◆ Aim of the task:
Find the string "structured" in the data, then copy every line where it is found.

◆ Records supplied:
+++

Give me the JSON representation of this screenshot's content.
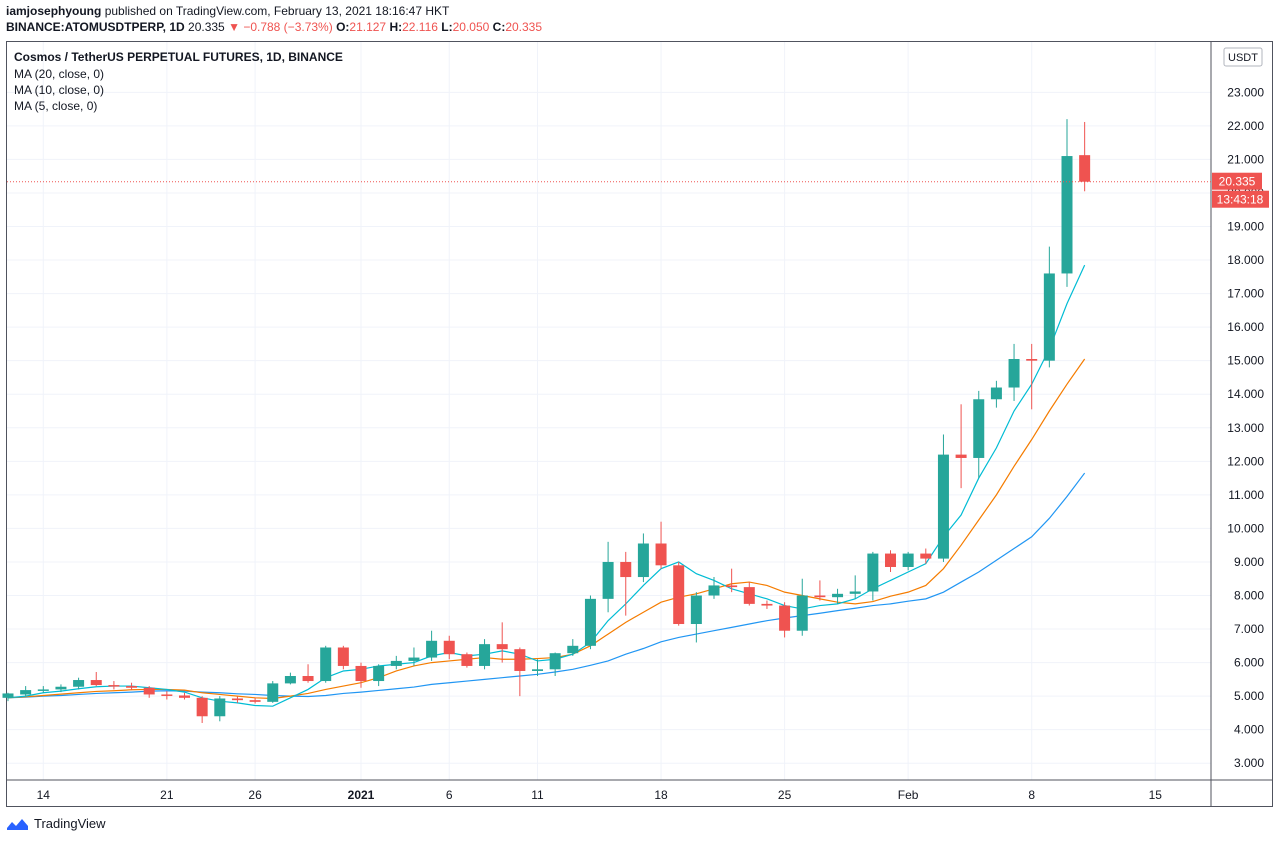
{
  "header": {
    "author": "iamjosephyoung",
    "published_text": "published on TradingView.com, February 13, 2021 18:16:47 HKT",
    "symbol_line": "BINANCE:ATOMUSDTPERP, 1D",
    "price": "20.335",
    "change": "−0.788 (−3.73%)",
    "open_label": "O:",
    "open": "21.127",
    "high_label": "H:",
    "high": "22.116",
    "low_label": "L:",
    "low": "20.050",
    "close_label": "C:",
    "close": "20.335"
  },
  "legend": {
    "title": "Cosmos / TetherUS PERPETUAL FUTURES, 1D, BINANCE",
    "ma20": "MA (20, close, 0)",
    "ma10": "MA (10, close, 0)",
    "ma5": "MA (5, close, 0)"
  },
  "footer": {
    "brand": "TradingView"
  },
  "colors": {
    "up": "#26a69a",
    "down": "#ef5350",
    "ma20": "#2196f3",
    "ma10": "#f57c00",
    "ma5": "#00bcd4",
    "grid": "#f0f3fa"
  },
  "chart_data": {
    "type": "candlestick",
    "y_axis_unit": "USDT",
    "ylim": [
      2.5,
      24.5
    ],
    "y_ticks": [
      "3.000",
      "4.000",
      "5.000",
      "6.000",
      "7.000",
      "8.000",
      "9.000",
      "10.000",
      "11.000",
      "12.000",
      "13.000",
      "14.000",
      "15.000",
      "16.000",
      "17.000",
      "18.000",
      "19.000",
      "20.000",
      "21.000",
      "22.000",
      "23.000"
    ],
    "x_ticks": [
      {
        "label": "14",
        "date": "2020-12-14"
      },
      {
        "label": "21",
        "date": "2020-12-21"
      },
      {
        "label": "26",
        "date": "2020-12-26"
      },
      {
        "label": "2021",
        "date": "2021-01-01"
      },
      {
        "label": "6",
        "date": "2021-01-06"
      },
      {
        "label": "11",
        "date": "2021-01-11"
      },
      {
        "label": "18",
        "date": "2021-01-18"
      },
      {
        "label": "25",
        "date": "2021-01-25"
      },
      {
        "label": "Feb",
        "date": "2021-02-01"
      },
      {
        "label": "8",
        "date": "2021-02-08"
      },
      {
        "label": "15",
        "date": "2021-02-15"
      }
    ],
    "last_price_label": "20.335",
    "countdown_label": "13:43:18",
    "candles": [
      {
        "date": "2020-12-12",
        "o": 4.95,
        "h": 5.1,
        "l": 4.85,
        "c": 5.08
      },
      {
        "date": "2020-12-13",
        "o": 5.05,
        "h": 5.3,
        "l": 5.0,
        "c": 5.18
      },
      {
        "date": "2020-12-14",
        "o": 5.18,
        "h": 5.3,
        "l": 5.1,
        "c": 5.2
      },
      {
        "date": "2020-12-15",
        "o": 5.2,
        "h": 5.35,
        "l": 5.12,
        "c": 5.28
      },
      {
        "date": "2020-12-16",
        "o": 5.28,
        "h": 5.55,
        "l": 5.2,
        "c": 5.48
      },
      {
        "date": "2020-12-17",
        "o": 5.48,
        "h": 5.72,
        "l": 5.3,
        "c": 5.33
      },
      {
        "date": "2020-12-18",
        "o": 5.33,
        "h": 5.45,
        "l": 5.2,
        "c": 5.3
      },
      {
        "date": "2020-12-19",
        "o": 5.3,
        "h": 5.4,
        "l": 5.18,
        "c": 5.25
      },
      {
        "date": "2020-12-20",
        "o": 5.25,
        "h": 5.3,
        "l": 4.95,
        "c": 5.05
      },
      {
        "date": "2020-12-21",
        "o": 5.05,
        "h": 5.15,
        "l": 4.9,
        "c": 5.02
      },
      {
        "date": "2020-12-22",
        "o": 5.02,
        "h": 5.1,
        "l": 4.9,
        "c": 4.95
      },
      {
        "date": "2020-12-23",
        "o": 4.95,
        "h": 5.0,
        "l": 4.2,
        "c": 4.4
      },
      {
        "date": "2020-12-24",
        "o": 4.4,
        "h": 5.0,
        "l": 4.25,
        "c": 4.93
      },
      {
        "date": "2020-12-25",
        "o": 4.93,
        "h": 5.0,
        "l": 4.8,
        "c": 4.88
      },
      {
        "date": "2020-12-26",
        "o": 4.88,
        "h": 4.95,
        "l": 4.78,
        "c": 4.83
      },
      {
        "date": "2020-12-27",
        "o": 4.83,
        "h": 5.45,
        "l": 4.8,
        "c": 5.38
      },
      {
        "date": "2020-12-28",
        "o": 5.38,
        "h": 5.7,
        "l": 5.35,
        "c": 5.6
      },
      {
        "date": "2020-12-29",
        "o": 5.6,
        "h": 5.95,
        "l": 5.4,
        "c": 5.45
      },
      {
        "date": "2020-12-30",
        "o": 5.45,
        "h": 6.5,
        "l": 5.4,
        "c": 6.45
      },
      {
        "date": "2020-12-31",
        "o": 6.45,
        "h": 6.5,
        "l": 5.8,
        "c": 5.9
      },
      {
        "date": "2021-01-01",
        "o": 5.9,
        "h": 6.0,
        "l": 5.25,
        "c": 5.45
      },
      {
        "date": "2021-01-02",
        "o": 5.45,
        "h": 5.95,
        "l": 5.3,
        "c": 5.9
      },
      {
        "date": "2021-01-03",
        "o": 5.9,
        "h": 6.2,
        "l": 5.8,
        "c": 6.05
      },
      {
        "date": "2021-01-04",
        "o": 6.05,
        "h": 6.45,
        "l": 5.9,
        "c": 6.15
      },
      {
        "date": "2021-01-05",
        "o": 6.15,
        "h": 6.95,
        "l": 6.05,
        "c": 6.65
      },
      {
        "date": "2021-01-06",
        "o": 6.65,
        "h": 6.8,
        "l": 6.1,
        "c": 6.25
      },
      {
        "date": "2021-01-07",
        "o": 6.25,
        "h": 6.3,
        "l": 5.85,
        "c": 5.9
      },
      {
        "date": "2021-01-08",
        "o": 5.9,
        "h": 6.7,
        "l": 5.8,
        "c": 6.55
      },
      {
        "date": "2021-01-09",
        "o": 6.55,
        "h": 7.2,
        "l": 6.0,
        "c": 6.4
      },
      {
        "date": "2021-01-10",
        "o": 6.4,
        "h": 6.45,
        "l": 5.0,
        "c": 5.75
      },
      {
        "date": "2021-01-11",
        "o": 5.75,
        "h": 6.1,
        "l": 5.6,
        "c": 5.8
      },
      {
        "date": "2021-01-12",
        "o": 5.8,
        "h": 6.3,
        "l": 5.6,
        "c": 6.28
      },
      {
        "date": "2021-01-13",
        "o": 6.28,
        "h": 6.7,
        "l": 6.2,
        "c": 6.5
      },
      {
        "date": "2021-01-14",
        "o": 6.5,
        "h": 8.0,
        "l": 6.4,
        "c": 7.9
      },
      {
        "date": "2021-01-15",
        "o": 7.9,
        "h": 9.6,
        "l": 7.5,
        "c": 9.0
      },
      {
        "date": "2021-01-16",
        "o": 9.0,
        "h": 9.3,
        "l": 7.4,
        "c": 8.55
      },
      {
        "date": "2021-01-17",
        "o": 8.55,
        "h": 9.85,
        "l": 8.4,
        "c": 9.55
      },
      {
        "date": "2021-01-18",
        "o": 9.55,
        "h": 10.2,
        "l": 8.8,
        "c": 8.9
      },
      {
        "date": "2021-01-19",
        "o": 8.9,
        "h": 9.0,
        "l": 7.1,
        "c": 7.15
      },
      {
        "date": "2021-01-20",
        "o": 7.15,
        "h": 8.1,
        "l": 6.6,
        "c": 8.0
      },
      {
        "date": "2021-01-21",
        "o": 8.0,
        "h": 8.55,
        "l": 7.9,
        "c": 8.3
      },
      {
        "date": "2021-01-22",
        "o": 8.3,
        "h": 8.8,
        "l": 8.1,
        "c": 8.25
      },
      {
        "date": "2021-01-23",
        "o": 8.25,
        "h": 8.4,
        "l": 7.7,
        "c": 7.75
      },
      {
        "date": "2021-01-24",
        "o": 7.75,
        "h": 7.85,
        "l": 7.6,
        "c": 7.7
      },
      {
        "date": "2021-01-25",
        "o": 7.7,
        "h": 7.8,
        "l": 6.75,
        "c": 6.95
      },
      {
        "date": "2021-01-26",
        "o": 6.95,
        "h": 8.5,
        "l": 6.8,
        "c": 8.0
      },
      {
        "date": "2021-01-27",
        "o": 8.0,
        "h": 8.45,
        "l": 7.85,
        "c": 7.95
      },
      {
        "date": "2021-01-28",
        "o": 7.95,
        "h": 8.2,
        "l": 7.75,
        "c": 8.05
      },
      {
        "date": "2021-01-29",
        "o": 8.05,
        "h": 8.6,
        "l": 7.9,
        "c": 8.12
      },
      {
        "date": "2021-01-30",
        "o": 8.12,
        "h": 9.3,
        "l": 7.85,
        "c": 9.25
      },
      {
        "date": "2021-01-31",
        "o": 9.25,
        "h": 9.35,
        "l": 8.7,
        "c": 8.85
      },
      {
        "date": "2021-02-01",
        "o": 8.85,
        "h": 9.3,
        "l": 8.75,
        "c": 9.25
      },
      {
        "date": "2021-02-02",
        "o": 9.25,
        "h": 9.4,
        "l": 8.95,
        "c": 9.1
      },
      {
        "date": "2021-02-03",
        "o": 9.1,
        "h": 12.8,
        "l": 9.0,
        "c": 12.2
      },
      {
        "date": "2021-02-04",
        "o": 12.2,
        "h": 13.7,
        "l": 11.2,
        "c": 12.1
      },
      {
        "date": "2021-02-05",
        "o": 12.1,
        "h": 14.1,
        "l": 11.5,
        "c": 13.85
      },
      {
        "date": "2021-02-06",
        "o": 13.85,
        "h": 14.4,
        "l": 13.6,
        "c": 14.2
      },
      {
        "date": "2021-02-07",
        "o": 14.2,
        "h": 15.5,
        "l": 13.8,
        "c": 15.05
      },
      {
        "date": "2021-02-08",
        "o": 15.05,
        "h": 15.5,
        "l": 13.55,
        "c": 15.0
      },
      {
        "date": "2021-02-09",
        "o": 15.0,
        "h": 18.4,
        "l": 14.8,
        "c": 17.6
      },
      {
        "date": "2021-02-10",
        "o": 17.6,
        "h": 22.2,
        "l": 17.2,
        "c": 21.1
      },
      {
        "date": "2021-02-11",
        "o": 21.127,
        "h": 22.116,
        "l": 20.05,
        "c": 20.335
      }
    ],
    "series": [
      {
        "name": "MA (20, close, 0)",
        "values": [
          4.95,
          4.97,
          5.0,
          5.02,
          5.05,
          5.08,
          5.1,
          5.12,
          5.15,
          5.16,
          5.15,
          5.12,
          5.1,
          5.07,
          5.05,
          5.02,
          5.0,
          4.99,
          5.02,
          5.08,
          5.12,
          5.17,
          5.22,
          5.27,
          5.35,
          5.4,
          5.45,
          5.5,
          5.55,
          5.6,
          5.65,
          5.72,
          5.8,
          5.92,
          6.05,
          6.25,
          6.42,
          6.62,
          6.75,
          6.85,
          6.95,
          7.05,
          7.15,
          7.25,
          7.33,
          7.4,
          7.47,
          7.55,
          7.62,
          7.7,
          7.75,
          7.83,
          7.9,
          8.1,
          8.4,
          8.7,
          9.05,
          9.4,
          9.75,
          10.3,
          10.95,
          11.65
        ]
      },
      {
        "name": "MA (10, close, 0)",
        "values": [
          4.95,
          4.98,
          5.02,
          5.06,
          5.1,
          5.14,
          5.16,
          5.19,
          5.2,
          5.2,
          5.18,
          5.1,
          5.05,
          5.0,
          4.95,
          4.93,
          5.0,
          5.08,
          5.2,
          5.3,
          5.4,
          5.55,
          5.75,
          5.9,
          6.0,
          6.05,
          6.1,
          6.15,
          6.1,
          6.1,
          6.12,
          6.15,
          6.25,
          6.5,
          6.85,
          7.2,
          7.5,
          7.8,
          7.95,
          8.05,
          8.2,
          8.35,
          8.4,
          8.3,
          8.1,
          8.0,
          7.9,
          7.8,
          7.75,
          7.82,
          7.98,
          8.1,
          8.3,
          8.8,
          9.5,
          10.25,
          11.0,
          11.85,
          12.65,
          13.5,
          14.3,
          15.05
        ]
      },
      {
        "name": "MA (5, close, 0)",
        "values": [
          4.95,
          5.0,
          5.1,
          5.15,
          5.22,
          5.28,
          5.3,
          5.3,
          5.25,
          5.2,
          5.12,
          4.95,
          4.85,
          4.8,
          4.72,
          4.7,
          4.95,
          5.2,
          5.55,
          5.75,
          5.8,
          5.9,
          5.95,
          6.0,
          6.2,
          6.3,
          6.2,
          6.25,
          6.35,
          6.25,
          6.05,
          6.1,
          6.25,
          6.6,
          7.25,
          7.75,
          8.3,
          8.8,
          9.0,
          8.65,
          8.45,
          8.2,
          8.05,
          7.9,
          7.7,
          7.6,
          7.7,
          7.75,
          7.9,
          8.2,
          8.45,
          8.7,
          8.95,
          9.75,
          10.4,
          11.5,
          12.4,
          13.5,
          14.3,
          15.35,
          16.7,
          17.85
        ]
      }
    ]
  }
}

+++

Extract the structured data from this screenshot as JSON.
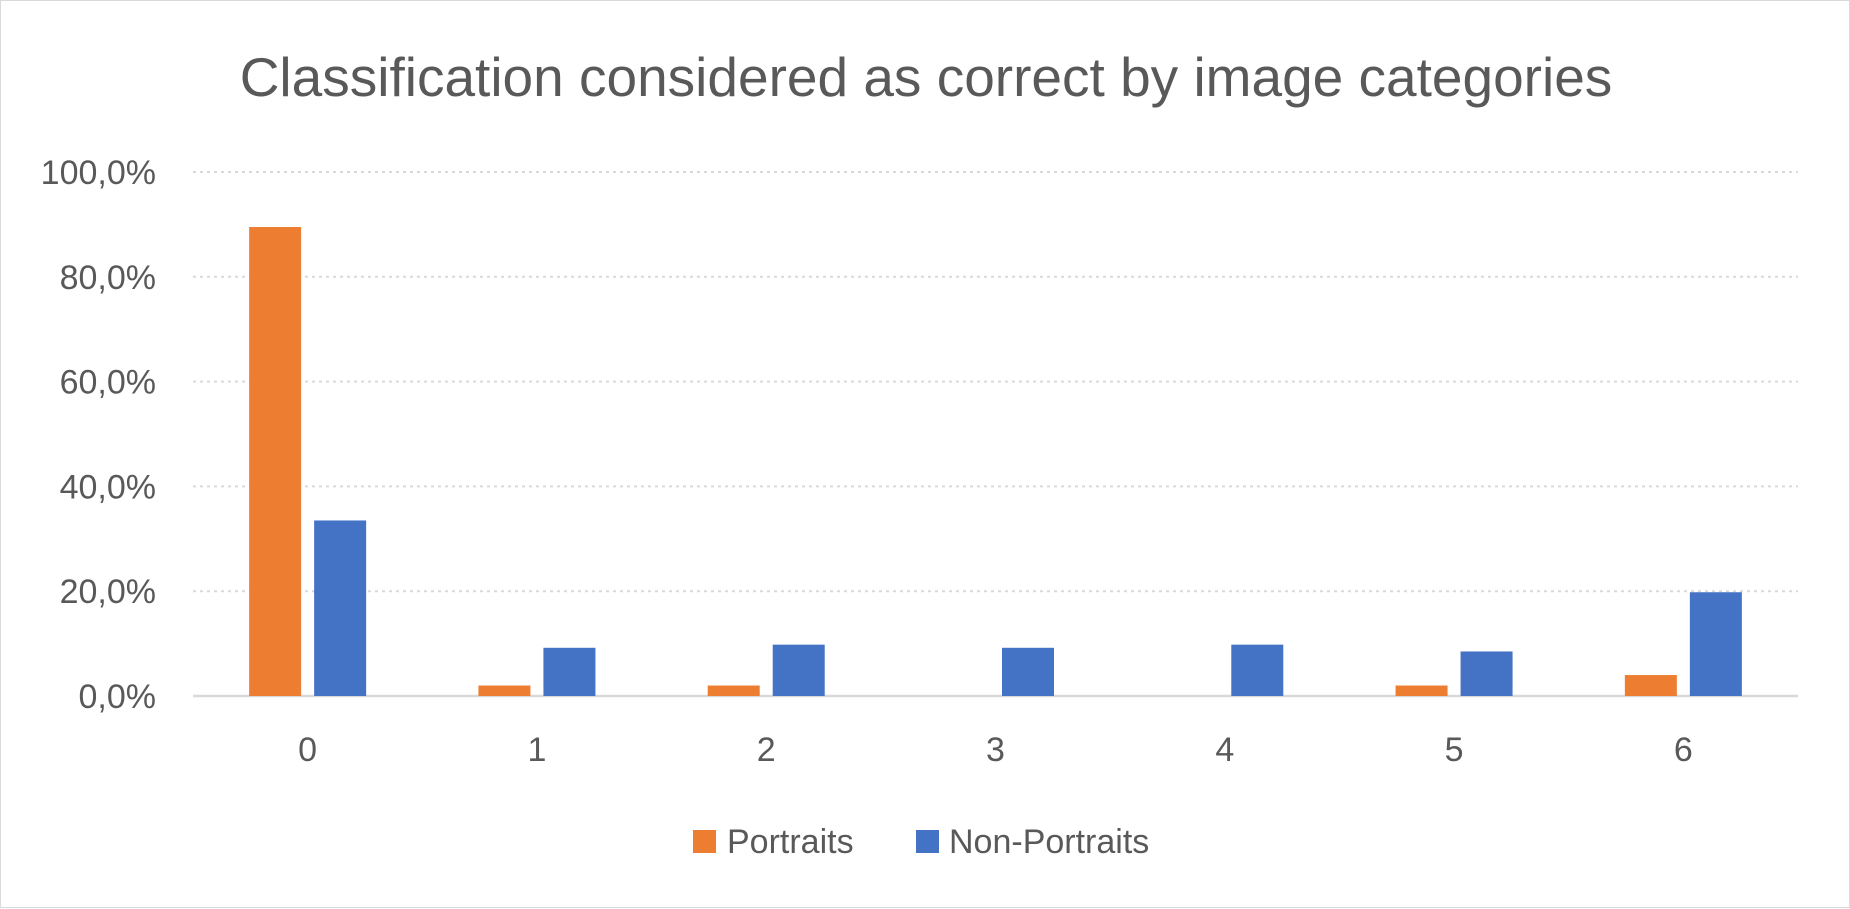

+++

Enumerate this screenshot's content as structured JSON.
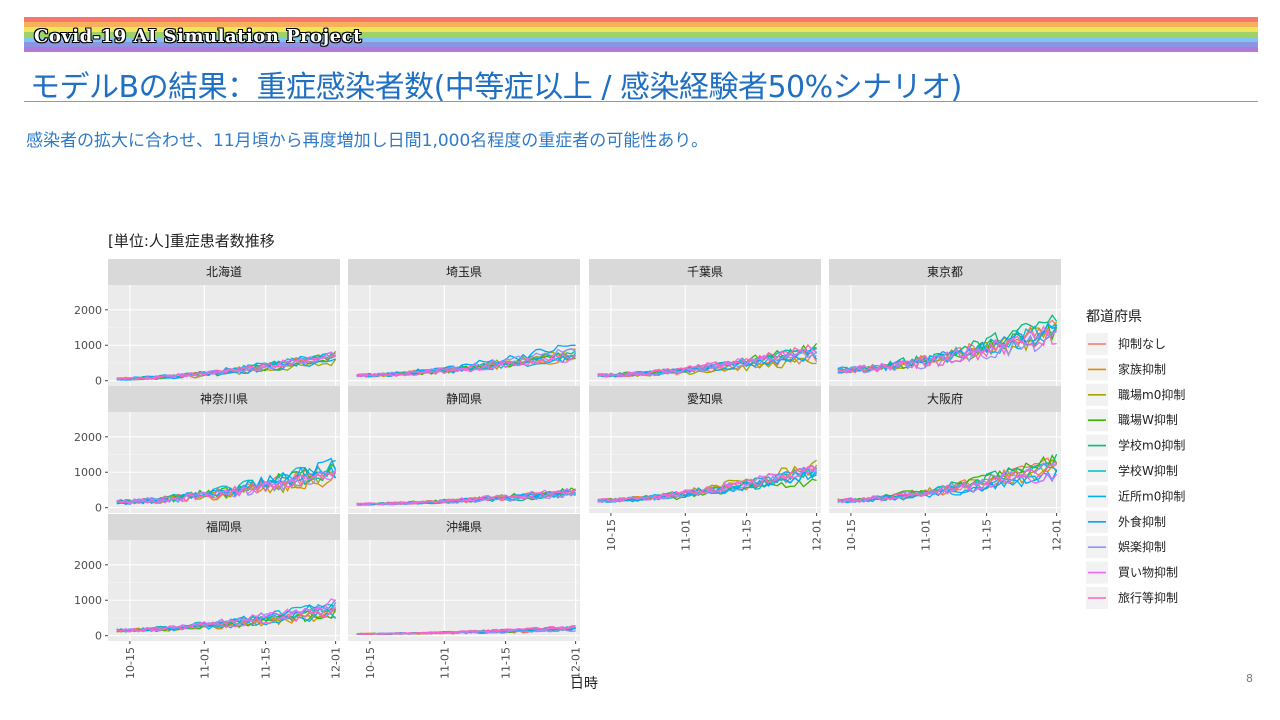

+++

◆ Task output:
Extract the structured data from this screenshot as JSON.
Enumerate this screenshot's content as structured JSON.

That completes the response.